* Required work
Gather, from the listing beneath this task, every line holding the string "Débitos".

* Data to process

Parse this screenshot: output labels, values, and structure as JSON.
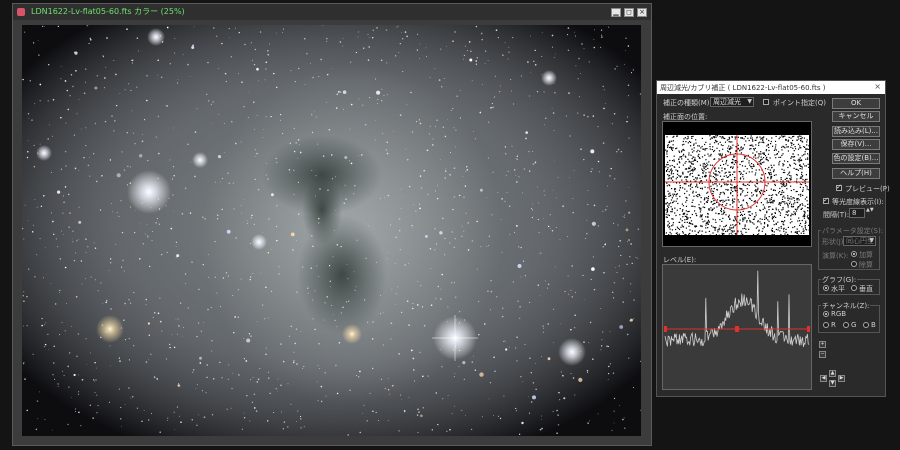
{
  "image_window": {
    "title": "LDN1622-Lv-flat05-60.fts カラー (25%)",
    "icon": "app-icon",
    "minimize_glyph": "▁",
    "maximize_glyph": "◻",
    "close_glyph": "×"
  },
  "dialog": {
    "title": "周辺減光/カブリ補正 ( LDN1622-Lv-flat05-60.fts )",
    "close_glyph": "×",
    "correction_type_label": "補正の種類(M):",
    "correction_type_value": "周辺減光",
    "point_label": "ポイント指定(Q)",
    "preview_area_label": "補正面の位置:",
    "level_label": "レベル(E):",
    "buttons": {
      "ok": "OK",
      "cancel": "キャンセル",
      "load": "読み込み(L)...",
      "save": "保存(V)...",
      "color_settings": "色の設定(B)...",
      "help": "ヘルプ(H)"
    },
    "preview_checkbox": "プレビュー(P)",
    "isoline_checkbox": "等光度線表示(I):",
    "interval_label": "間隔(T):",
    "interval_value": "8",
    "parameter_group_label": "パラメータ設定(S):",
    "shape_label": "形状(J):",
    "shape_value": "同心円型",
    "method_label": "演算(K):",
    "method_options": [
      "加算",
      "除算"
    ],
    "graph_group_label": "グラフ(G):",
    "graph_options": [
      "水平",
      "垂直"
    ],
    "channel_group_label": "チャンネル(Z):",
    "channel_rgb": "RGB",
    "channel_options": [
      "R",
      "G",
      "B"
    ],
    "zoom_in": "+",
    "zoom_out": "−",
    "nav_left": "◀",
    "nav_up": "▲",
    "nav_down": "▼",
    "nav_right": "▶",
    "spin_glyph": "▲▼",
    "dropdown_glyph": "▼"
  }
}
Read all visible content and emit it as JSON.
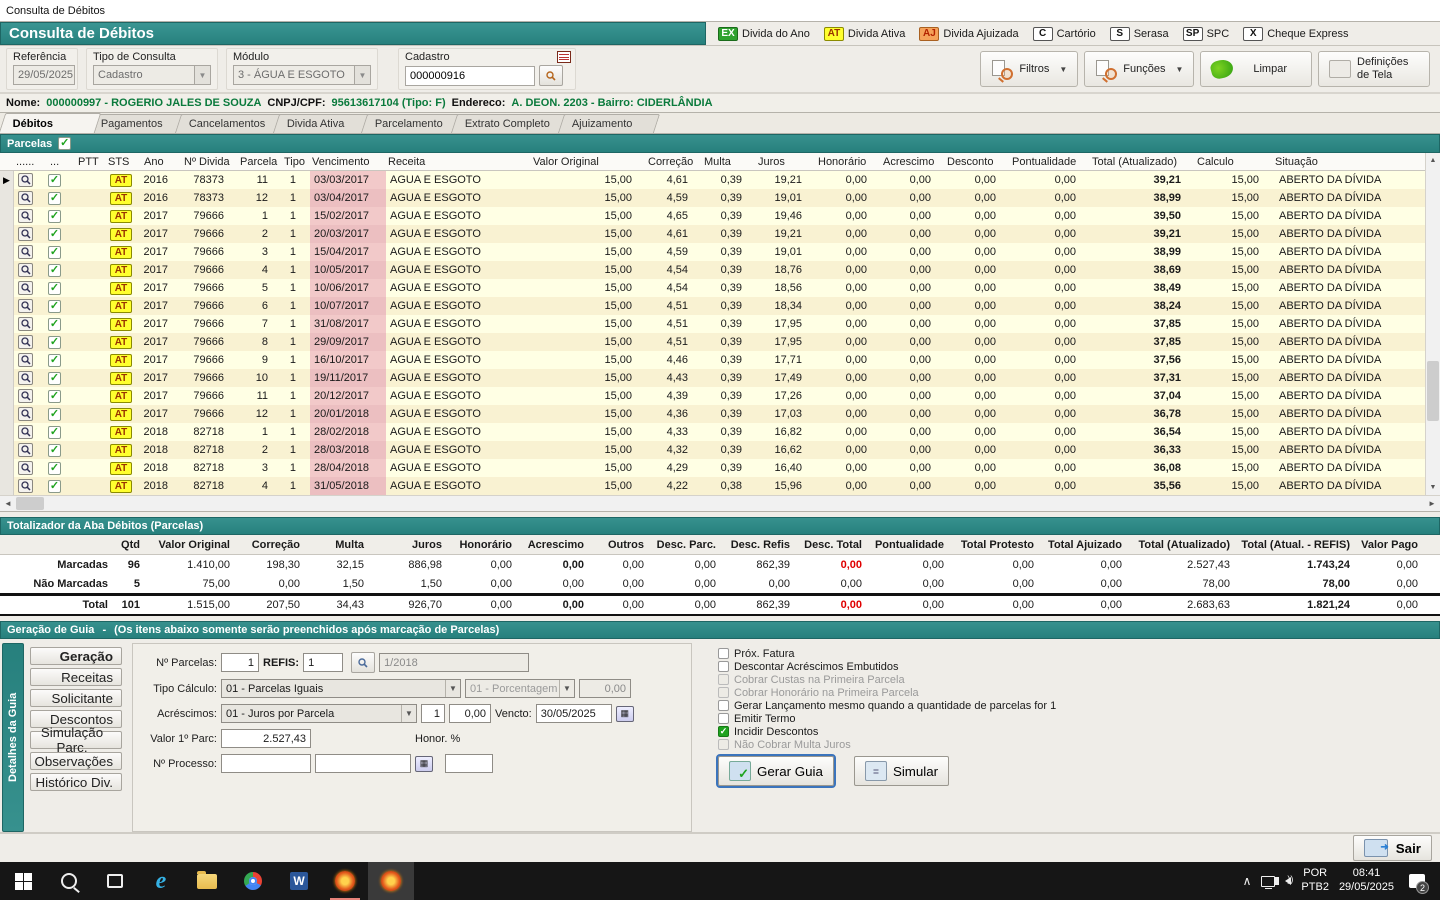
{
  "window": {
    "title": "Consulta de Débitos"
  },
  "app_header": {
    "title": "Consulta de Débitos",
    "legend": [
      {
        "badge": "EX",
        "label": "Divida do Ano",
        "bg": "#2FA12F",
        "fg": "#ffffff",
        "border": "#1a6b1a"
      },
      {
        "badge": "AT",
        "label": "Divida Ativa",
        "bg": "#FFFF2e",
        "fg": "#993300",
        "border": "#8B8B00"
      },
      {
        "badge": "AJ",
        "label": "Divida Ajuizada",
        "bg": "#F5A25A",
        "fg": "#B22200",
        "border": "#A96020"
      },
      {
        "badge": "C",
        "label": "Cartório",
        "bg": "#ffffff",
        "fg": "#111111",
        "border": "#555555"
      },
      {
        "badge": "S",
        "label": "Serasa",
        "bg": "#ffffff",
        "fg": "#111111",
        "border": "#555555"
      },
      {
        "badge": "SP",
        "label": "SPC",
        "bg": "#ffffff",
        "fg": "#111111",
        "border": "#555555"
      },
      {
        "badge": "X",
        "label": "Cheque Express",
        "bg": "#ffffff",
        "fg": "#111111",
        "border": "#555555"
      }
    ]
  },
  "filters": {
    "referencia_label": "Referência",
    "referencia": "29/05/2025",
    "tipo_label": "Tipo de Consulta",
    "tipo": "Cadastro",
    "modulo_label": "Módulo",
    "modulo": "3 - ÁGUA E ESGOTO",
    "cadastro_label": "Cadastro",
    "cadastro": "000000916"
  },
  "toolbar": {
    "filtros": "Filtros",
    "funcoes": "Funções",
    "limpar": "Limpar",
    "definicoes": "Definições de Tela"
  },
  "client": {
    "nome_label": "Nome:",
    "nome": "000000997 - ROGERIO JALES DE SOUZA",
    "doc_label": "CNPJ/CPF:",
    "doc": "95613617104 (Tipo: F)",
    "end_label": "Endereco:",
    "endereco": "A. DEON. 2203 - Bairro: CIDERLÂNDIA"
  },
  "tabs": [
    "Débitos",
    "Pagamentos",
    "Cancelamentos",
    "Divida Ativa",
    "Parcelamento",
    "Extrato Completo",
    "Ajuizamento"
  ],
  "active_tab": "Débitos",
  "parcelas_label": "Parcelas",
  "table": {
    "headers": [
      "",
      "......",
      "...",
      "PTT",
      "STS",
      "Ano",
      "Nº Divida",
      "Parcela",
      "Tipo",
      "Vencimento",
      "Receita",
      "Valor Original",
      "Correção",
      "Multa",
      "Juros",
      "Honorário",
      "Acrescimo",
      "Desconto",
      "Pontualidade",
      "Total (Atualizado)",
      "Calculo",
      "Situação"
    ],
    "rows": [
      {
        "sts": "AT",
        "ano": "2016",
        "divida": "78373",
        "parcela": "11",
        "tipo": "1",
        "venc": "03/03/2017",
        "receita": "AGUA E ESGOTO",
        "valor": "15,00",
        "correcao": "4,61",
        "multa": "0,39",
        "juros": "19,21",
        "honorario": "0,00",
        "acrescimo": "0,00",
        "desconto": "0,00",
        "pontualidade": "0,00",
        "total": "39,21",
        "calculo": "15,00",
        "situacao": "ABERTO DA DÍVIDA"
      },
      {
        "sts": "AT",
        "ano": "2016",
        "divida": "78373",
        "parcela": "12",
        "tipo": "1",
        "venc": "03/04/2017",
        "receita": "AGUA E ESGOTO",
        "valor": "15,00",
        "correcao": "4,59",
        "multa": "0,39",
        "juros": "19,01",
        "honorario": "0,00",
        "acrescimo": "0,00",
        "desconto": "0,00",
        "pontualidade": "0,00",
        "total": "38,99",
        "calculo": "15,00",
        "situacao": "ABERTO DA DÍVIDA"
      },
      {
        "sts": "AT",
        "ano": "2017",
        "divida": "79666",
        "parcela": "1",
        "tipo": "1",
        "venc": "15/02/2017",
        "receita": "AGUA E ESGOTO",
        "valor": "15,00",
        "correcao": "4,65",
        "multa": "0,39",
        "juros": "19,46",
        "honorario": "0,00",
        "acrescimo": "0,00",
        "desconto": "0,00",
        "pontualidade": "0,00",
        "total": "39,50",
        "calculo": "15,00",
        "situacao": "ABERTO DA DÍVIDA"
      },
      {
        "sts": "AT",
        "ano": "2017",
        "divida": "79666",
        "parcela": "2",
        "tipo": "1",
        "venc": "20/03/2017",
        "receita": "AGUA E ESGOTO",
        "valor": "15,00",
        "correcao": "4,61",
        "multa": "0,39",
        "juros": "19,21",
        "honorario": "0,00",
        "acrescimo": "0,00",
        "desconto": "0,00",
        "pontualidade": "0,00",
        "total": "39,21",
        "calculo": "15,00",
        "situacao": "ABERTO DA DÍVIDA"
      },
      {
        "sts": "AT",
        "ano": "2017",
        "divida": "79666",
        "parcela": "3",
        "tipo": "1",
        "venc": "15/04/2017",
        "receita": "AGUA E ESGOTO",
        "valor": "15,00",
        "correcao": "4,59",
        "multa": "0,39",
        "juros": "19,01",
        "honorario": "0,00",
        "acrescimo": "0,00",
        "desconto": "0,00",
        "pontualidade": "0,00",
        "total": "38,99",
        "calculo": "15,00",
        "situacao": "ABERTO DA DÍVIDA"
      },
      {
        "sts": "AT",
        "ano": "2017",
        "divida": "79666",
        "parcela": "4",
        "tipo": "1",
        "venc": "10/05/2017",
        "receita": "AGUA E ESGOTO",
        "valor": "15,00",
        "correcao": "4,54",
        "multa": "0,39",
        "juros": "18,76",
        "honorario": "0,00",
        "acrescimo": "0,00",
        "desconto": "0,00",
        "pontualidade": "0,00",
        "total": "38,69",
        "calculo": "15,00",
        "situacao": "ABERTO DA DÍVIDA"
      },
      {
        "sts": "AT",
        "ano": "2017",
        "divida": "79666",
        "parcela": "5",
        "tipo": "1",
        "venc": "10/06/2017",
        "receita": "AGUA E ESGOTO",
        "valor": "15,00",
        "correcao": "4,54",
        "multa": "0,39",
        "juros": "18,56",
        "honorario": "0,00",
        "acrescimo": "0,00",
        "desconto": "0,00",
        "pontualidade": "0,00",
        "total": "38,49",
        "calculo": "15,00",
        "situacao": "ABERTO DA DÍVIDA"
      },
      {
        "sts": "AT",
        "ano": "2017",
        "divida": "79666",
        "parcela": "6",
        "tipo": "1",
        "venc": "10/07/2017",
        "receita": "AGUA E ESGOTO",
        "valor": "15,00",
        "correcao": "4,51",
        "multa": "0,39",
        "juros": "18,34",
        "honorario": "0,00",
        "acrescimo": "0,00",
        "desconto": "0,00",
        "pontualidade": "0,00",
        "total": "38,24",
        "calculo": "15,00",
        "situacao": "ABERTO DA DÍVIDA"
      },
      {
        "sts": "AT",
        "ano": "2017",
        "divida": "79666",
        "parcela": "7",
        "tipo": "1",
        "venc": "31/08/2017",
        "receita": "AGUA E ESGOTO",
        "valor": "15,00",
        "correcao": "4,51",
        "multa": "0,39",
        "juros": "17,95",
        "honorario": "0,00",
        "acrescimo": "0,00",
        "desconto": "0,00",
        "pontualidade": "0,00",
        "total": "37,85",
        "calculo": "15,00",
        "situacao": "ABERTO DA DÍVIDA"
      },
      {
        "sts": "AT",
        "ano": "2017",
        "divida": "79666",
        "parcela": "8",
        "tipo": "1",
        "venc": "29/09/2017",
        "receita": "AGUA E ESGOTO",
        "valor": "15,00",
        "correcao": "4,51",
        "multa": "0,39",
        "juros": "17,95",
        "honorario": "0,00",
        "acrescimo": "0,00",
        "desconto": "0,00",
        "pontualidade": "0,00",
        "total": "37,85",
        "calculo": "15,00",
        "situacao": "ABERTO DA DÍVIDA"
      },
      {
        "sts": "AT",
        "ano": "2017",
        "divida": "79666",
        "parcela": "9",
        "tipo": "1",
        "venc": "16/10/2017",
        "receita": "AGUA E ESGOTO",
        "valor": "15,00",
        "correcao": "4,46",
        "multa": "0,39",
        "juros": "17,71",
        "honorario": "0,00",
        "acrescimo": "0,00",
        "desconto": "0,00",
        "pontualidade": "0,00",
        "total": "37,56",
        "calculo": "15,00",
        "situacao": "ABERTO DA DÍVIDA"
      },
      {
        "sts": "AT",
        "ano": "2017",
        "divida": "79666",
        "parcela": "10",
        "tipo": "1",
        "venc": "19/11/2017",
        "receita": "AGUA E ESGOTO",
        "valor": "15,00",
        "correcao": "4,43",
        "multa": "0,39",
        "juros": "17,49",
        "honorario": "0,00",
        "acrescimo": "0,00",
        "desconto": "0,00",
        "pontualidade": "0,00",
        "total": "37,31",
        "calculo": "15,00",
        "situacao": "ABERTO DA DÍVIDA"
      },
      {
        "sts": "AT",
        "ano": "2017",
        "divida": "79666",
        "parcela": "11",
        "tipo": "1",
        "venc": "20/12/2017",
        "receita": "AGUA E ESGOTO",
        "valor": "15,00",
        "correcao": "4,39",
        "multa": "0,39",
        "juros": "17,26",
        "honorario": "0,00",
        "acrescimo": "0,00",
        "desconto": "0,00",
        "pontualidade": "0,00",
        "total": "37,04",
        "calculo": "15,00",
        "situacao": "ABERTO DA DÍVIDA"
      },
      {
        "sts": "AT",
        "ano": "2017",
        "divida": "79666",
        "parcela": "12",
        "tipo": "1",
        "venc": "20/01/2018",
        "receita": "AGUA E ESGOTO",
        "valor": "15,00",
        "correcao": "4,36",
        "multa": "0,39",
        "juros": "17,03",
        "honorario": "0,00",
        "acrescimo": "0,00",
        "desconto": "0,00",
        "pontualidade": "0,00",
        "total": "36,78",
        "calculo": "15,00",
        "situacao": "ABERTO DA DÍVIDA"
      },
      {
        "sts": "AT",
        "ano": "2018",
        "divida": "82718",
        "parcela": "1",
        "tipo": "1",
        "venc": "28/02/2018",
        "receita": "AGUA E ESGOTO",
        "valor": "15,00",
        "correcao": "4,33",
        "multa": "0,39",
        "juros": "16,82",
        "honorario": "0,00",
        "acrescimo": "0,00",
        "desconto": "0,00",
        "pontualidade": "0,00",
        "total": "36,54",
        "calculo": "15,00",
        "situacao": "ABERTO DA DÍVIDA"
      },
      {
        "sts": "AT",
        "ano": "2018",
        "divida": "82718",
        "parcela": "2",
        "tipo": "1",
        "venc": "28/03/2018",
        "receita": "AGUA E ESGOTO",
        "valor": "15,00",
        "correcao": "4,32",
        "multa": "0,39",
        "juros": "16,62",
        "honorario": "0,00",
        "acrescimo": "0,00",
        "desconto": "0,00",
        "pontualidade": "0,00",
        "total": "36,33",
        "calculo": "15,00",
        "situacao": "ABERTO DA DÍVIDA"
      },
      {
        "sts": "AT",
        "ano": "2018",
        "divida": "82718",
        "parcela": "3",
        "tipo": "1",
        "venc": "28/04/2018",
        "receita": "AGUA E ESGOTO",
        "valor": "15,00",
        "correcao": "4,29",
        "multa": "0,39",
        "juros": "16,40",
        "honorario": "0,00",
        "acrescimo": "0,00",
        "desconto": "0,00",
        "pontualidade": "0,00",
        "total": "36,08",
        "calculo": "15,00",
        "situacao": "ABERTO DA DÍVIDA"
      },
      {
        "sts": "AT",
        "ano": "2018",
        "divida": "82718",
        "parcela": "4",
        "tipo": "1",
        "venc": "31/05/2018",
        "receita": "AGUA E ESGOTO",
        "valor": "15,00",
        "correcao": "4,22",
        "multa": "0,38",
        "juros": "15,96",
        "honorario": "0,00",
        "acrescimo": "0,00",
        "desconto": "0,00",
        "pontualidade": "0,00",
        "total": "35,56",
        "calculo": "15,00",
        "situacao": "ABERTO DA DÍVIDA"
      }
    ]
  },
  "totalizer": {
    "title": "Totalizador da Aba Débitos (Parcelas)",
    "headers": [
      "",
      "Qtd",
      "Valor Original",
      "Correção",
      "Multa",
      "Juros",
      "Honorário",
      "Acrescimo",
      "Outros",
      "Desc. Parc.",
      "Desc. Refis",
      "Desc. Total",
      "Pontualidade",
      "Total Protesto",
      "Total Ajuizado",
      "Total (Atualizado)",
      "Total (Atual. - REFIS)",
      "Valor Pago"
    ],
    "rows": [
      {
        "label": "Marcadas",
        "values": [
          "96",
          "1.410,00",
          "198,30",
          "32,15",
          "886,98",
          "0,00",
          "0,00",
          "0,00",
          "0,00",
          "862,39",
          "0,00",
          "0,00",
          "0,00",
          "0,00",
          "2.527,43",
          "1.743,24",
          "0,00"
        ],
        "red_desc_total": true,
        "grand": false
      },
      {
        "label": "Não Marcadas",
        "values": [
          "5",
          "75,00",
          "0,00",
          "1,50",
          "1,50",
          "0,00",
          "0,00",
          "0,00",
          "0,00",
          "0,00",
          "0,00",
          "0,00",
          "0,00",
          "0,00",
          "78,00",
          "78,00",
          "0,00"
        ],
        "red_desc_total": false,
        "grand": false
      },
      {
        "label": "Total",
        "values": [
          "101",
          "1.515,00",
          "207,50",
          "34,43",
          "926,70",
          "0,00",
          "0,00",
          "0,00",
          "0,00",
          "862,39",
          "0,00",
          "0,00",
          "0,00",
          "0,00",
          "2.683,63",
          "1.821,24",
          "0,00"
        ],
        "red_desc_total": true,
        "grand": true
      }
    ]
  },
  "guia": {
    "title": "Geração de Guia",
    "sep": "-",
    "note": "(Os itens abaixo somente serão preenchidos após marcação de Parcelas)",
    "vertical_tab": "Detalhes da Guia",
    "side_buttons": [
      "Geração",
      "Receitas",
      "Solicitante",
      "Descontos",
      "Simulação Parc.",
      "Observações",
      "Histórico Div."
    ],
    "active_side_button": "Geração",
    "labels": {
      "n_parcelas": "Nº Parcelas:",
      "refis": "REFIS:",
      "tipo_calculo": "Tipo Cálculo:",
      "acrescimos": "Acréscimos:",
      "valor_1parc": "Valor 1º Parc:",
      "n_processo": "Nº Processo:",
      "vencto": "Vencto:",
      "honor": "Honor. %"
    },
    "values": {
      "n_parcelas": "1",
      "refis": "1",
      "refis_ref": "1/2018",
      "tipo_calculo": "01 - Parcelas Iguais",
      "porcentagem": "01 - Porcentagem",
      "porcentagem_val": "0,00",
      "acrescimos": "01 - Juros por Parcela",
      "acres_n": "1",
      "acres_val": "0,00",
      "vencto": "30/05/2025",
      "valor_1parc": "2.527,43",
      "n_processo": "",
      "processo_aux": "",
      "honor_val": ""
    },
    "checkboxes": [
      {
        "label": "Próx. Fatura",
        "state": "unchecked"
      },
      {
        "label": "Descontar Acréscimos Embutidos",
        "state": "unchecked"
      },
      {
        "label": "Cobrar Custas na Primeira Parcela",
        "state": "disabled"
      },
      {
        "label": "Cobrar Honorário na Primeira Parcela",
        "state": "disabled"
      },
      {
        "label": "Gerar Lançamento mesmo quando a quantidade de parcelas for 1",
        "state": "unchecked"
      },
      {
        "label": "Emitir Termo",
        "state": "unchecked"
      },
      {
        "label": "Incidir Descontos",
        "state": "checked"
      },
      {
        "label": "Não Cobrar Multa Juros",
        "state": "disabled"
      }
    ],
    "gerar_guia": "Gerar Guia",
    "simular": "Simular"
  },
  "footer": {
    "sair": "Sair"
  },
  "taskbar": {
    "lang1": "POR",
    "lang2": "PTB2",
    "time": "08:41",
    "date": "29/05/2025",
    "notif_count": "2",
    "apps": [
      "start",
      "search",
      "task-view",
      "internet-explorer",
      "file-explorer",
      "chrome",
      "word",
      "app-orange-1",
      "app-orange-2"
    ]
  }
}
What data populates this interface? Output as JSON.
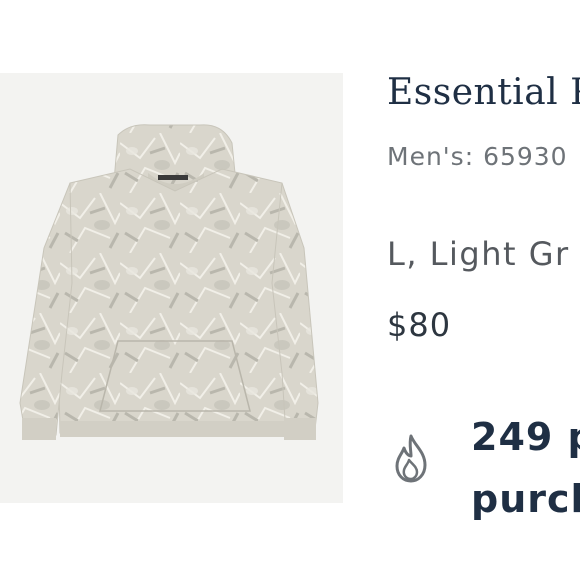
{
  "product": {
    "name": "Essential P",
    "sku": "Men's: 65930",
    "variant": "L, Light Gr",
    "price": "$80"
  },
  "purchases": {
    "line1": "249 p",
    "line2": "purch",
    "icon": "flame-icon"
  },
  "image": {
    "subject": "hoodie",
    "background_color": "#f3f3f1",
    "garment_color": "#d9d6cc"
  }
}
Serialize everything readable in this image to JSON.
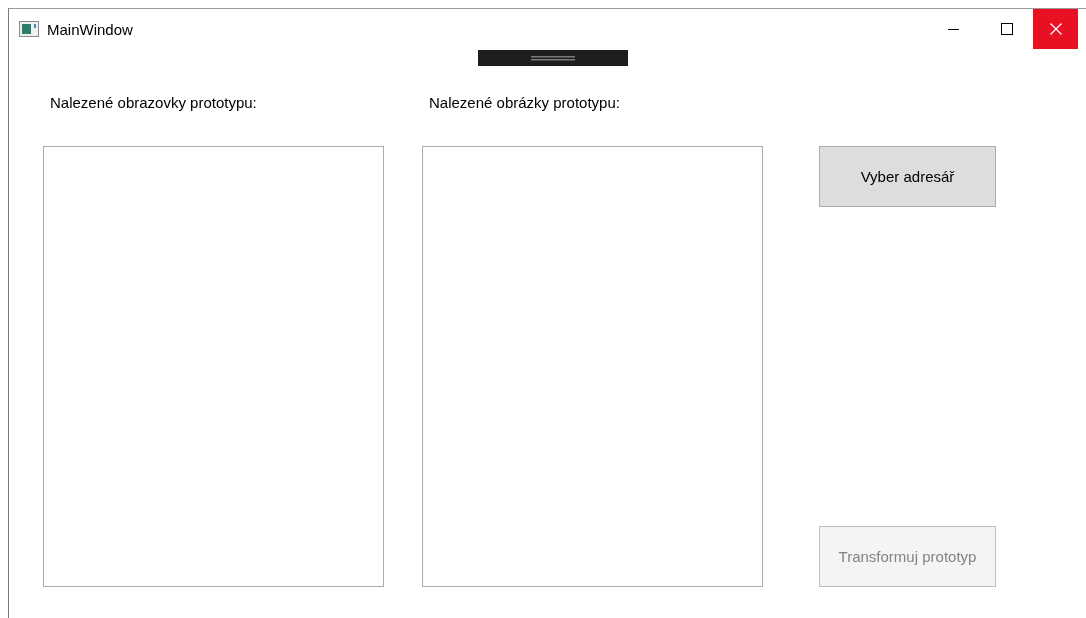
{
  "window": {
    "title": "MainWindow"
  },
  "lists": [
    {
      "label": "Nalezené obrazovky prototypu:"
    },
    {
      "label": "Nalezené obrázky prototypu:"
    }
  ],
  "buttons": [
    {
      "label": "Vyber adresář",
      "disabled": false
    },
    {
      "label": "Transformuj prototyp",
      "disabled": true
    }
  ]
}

* Result for this exercise
    "title": "Consulta de Débitos"
    "title": "Consulta de Débitos",
    "Débitos",
  "active_tab": "Débitos",
    "title": "Totalizador da Aba Débitos (Parcelas)",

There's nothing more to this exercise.